- _Your goal_
Images do not belong in the copy. Retype all the entries below exactly.

- _Listing_
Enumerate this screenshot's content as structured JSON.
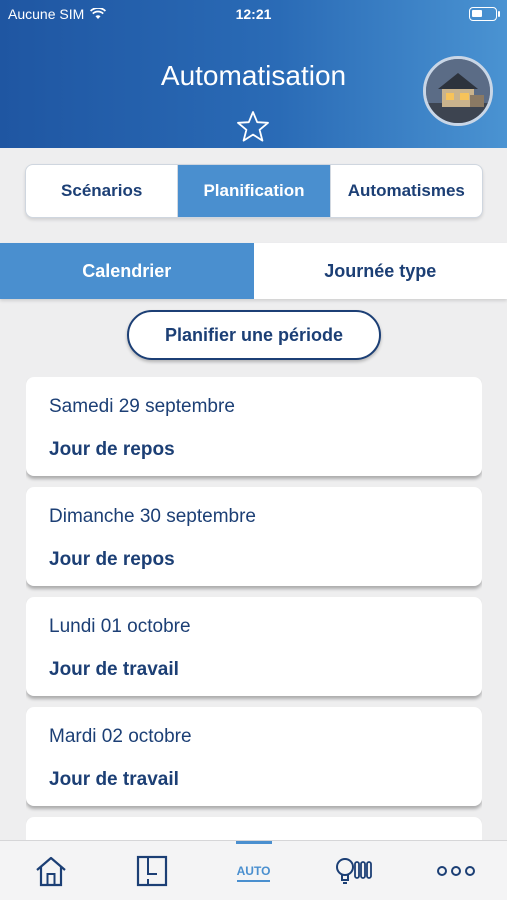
{
  "status": {
    "carrier": "Aucune SIM",
    "time": "12:21"
  },
  "header": {
    "title": "Automatisation"
  },
  "segments": [
    "Scénarios",
    "Planification",
    "Automatismes"
  ],
  "subtabs": [
    "Calendrier",
    "Journée type"
  ],
  "plan_button": "Planifier une période",
  "days": [
    {
      "date": "Samedi 29 septembre",
      "type": "Jour de repos"
    },
    {
      "date": "Dimanche 30 septembre",
      "type": "Jour de repos"
    },
    {
      "date": "Lundi 01 octobre",
      "type": "Jour de travail"
    },
    {
      "date": "Mardi 02 octobre",
      "type": "Jour de travail"
    }
  ],
  "tabbar": {
    "auto_label": "AUTO"
  },
  "colors": {
    "primary": "#1c3f75",
    "accent": "#4a8fcf"
  }
}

- _Full response_
Enumerate this screenshot's content as structured JSON.
{
  "status": {
    "carrier": "Aucune SIM",
    "time": "12:21"
  },
  "header": {
    "title": "Automatisation"
  },
  "segments": [
    "Scénarios",
    "Planification",
    "Automatismes"
  ],
  "subtabs": [
    "Calendrier",
    "Journée type"
  ],
  "plan_button": "Planifier une période",
  "days": [
    {
      "date": "Samedi 29 septembre",
      "type": "Jour de repos"
    },
    {
      "date": "Dimanche 30 septembre",
      "type": "Jour de repos"
    },
    {
      "date": "Lundi 01 octobre",
      "type": "Jour de travail"
    },
    {
      "date": "Mardi 02 octobre",
      "type": "Jour de travail"
    }
  ],
  "tabbar": {
    "auto_label": "AUTO"
  },
  "colors": {
    "primary": "#1c3f75",
    "accent": "#4a8fcf"
  }
}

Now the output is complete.